**EXERCISE DIRECTIONS**
Track down each line that has the word "contract" and copy it.

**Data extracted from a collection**

━━━━

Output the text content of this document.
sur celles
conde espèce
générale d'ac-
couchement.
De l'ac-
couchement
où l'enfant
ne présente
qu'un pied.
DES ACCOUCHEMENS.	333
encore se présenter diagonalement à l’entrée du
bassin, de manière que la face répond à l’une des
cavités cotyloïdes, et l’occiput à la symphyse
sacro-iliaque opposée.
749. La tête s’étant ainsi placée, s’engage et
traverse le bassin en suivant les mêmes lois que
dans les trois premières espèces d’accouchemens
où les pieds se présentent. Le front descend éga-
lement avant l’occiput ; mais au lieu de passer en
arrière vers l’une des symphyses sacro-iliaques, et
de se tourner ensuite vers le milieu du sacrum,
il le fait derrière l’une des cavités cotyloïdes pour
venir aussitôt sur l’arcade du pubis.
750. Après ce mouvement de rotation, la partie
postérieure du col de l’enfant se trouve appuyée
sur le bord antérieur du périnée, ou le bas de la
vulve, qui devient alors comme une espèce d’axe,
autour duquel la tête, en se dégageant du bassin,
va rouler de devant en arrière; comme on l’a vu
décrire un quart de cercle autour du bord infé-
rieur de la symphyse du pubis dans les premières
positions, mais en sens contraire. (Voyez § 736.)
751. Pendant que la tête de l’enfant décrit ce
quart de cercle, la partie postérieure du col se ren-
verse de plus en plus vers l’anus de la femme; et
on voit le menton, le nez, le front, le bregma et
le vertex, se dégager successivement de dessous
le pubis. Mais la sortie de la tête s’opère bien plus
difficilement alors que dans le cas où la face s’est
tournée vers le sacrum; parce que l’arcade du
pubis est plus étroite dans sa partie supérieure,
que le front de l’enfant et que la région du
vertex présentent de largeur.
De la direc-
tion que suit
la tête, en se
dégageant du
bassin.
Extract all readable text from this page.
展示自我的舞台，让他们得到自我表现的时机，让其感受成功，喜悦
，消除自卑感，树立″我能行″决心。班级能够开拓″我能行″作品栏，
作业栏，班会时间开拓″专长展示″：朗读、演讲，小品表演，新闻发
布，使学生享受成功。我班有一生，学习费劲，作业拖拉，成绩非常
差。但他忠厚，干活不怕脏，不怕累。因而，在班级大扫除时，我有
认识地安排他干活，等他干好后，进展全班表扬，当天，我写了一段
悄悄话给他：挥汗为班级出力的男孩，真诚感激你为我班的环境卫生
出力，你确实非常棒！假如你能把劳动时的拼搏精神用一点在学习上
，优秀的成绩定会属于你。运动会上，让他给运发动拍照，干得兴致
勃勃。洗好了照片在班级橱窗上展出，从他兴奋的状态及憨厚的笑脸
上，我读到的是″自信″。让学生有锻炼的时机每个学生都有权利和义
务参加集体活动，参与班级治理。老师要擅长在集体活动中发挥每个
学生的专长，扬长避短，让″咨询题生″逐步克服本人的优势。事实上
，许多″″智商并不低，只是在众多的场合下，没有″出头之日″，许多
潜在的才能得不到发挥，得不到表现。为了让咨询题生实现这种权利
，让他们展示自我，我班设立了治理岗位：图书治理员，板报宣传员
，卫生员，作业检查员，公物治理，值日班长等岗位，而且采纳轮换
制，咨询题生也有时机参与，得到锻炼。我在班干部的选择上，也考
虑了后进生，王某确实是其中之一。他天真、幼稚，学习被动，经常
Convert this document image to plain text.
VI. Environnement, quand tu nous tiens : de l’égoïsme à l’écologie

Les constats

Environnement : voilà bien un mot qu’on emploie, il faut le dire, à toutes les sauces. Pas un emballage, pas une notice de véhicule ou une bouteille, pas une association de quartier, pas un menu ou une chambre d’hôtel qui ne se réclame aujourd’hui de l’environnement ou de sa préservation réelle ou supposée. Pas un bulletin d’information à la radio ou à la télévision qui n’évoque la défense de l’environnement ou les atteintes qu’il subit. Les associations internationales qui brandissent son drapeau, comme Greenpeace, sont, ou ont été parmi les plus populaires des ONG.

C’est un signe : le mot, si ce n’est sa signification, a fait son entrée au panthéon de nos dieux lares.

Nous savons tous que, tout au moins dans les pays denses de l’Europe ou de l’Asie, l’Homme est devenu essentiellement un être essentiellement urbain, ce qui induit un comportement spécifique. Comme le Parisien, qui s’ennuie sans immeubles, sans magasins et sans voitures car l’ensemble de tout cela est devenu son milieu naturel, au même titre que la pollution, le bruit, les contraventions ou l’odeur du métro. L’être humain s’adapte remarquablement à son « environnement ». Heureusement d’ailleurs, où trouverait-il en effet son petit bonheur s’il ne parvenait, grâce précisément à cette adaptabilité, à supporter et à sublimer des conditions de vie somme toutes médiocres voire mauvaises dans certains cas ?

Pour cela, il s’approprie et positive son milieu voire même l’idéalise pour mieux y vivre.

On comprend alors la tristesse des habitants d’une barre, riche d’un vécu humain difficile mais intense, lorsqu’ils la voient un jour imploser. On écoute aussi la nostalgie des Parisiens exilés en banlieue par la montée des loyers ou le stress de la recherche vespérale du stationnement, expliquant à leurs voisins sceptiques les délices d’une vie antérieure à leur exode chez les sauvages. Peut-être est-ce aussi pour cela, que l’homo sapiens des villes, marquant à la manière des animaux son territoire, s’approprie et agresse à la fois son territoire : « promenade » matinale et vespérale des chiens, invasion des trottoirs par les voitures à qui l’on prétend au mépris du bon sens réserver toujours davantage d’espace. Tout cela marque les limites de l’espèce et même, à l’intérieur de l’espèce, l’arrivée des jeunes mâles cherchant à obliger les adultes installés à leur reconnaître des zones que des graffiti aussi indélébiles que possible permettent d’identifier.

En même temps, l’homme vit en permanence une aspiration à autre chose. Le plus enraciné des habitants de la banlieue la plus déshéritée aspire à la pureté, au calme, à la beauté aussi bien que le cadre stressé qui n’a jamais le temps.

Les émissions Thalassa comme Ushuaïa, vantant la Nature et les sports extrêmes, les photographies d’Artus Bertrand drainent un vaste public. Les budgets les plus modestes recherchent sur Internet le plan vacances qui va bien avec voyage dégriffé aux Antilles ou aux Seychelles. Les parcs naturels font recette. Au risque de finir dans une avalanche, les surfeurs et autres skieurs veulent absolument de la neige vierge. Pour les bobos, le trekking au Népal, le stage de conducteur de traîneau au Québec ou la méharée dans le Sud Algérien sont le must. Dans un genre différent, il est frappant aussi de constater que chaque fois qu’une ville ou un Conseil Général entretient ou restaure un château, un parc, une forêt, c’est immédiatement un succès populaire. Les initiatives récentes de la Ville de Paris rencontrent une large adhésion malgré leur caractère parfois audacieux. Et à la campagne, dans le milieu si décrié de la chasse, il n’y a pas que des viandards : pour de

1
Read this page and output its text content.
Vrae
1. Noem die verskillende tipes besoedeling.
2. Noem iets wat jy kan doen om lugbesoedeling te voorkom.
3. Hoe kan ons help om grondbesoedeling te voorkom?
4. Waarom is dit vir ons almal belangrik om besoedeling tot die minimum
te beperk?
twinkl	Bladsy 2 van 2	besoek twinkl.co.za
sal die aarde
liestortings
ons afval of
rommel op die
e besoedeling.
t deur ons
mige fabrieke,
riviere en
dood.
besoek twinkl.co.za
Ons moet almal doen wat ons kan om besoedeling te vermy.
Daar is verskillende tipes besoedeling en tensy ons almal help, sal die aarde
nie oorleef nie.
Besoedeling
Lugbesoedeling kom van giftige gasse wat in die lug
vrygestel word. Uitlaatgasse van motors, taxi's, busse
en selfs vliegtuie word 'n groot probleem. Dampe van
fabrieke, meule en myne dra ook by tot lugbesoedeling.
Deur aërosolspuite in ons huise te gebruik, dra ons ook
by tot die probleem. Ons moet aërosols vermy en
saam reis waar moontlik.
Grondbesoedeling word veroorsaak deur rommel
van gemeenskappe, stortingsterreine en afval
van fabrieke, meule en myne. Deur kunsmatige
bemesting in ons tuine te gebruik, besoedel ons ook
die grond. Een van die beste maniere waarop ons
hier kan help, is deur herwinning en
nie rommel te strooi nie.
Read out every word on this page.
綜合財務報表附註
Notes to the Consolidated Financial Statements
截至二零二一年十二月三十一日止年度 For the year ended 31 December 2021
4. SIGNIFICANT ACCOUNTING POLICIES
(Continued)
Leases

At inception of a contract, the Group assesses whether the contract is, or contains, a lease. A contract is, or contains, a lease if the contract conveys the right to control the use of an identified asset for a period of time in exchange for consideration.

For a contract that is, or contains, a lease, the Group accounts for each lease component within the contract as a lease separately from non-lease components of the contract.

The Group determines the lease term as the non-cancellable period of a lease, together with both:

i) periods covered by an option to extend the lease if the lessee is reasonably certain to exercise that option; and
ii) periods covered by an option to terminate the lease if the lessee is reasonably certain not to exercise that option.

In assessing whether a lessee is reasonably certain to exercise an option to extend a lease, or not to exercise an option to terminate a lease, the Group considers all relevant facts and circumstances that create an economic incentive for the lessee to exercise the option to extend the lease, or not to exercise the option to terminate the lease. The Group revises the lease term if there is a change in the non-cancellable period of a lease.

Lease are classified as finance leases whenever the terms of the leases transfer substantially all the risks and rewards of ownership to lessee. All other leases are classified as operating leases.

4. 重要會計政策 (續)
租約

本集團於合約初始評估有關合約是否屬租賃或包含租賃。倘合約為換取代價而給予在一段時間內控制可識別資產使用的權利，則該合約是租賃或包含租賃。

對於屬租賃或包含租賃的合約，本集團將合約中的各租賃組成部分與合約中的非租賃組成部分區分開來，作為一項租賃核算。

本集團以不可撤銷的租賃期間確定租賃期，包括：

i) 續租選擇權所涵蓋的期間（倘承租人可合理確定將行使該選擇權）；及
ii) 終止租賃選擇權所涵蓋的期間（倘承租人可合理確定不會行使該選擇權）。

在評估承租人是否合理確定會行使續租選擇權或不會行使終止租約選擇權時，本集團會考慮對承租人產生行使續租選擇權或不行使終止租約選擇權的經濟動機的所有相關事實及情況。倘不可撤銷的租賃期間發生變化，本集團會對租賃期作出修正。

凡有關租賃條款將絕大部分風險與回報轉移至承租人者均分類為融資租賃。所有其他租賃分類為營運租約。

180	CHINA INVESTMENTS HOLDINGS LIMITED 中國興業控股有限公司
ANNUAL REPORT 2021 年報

━━━━

**FINAL RESULT**
At inception of a contract, the Group assesses whether the contract is, or contains, a lease. A contract is, or contains, a lease if the contract conveys the right to control the use of an identified asset for a period of time in exchange for consideration.
For a contract that is, or contains, a lease, the Group accounts for each lease component within the contract as a lease separately from non-lease components of the contract.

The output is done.